▶ Information given

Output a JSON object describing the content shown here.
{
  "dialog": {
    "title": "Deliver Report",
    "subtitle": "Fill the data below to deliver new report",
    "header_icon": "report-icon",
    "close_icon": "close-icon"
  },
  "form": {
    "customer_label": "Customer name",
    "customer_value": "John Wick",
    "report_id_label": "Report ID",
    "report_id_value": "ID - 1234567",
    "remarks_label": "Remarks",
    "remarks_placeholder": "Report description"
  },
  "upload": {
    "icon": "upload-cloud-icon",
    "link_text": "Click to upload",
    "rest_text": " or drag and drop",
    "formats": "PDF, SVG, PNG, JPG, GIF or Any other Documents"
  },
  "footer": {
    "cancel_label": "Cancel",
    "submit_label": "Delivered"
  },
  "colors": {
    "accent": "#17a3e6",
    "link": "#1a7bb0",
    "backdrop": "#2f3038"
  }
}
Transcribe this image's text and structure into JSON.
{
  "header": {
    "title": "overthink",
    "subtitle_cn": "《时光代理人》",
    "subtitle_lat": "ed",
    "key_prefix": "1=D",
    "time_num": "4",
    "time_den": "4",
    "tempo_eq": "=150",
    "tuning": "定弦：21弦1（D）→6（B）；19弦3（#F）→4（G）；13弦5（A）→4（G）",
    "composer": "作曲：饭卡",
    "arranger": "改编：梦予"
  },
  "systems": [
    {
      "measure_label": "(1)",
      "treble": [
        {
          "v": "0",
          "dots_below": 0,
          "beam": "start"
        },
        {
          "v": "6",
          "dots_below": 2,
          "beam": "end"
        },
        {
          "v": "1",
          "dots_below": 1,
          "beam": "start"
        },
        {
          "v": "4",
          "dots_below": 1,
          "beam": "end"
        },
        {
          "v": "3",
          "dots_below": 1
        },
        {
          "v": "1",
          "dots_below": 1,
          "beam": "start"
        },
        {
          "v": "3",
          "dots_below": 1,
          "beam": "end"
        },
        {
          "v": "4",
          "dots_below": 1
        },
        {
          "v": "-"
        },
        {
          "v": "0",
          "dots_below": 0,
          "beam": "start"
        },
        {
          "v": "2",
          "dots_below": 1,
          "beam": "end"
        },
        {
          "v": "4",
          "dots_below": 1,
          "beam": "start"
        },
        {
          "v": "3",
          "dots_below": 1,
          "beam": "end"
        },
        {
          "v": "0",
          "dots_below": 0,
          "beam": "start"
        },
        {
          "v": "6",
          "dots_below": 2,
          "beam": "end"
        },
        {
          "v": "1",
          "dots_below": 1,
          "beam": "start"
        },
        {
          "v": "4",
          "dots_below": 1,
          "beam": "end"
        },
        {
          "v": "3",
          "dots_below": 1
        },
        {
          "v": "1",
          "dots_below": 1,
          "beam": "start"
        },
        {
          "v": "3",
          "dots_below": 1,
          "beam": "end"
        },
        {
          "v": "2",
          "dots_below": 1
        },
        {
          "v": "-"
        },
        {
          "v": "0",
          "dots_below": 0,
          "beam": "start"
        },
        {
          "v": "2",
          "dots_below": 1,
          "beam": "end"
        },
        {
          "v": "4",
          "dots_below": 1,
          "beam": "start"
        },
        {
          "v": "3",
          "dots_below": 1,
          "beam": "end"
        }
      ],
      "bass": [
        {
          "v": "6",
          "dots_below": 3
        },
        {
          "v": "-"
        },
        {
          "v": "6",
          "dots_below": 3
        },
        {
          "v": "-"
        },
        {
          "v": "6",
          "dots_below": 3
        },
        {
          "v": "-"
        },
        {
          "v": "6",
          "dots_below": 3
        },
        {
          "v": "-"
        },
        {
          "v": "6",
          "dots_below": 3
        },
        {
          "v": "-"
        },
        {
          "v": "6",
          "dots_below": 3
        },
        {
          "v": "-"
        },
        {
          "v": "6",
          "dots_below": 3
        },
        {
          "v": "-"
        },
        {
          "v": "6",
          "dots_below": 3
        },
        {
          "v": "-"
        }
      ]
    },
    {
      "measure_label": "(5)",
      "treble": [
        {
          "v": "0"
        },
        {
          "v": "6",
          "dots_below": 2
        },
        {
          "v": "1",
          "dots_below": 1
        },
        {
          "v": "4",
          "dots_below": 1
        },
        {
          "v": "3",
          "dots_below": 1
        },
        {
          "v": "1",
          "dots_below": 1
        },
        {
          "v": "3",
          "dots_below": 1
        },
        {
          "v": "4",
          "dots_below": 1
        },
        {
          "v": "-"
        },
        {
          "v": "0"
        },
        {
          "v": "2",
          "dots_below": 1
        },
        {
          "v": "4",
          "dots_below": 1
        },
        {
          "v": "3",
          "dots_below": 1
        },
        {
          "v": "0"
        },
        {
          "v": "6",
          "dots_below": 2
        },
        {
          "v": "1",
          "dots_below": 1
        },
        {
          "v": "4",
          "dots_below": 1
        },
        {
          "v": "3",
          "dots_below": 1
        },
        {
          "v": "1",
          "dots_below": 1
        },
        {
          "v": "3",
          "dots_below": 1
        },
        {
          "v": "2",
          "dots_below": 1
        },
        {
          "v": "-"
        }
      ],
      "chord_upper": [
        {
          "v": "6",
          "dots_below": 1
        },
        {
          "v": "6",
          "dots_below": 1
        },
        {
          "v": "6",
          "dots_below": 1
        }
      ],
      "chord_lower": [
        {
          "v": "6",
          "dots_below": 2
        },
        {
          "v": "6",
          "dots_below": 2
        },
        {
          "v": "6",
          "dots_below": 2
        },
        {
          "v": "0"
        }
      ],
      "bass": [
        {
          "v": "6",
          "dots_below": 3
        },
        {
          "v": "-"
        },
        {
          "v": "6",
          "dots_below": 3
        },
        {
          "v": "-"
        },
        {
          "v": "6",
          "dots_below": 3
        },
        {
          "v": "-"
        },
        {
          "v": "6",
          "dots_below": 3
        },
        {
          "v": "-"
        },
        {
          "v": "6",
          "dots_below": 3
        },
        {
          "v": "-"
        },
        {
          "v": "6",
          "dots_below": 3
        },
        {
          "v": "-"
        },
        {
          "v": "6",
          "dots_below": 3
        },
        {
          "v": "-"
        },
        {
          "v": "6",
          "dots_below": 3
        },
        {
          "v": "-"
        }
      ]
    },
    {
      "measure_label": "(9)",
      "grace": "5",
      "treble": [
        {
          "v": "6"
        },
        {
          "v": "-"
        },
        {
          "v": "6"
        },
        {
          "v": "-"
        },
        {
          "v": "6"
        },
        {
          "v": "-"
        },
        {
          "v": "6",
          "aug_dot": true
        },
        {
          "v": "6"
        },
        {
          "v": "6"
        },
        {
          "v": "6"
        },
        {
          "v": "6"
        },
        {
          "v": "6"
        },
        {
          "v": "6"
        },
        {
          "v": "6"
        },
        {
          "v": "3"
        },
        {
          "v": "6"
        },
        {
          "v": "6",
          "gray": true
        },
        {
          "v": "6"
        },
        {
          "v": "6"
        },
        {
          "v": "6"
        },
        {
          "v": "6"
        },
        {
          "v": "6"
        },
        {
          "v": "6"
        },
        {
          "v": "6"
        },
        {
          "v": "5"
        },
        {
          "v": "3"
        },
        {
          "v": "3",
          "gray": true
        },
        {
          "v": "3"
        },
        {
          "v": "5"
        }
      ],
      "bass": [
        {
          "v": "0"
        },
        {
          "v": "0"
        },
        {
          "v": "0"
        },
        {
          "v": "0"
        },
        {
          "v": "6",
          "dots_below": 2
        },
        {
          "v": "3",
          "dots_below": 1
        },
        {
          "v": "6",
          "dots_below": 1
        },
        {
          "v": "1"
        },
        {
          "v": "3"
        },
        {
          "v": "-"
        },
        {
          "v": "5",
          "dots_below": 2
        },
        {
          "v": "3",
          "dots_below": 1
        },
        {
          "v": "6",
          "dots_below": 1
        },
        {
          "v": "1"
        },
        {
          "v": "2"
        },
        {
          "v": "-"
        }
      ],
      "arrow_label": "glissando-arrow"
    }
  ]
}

▶ What is being asked
Copy each line of the listing in which the word "upload" can be found.

▶ Solution
  "upload": {
    "icon": "upload-cloud-icon",
    "link_text": "Click to upload",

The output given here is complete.